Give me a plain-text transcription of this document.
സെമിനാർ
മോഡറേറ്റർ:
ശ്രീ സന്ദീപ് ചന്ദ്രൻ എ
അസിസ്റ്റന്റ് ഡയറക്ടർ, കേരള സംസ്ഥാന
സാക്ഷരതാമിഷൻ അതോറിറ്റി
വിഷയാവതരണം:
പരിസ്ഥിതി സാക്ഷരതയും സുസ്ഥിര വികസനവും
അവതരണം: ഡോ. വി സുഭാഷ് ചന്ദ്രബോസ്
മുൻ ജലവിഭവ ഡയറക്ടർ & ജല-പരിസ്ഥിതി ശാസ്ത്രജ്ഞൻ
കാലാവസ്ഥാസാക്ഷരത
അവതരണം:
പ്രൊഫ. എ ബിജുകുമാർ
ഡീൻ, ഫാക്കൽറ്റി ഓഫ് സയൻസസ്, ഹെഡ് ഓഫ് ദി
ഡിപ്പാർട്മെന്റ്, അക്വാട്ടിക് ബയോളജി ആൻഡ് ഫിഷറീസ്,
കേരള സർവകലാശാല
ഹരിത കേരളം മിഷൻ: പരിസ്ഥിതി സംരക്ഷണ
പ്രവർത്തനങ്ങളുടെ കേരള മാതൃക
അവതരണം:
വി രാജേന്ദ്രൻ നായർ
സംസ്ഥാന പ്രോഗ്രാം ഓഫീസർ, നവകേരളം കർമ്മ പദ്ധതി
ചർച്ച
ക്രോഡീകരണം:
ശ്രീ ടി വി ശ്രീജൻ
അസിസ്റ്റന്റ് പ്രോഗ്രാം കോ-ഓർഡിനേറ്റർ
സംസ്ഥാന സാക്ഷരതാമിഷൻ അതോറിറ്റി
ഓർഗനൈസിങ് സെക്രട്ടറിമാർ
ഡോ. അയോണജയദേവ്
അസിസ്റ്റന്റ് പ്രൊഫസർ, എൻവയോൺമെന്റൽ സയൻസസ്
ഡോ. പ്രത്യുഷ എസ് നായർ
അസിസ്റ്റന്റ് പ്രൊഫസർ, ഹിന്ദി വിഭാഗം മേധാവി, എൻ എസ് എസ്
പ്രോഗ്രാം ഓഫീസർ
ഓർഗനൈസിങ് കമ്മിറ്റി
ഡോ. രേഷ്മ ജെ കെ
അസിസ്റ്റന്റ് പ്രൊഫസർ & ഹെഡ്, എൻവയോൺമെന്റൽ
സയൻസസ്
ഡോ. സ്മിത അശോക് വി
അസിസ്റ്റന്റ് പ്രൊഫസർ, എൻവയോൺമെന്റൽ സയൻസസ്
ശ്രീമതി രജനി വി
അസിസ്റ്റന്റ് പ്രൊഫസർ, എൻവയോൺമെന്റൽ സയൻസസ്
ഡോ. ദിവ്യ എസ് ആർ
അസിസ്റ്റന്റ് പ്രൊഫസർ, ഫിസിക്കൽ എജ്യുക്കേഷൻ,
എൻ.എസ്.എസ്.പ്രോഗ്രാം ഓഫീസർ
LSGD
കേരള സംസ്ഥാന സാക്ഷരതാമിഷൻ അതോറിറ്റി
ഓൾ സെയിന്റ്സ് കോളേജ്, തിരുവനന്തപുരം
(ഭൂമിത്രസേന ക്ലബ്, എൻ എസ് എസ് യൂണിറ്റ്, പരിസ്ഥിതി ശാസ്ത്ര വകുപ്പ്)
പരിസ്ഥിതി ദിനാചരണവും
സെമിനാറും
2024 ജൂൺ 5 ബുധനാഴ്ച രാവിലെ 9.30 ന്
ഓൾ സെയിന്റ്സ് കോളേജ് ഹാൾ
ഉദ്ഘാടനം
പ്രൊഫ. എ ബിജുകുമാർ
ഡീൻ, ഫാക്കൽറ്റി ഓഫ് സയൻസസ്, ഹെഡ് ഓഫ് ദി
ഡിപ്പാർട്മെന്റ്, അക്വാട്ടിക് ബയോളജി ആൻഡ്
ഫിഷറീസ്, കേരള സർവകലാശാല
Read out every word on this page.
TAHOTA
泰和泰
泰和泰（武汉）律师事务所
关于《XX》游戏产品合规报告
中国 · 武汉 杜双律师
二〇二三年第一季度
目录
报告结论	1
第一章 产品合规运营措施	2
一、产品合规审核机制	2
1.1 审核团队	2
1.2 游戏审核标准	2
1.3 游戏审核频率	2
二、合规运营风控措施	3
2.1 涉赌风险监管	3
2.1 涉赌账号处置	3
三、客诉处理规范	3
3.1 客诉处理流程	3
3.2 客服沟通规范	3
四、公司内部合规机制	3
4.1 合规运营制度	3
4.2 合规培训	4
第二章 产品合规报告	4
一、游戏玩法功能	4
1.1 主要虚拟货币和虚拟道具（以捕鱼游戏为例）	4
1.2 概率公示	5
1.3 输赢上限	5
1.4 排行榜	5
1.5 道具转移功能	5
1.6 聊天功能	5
※
▶ YOUR INSTRUCTIONS
Take each line containing the string "this" and copy it out.

▶ SOLUTION TO THE PROBLEM
Give me a plain-text transcription of this document.
Read out every word on this page.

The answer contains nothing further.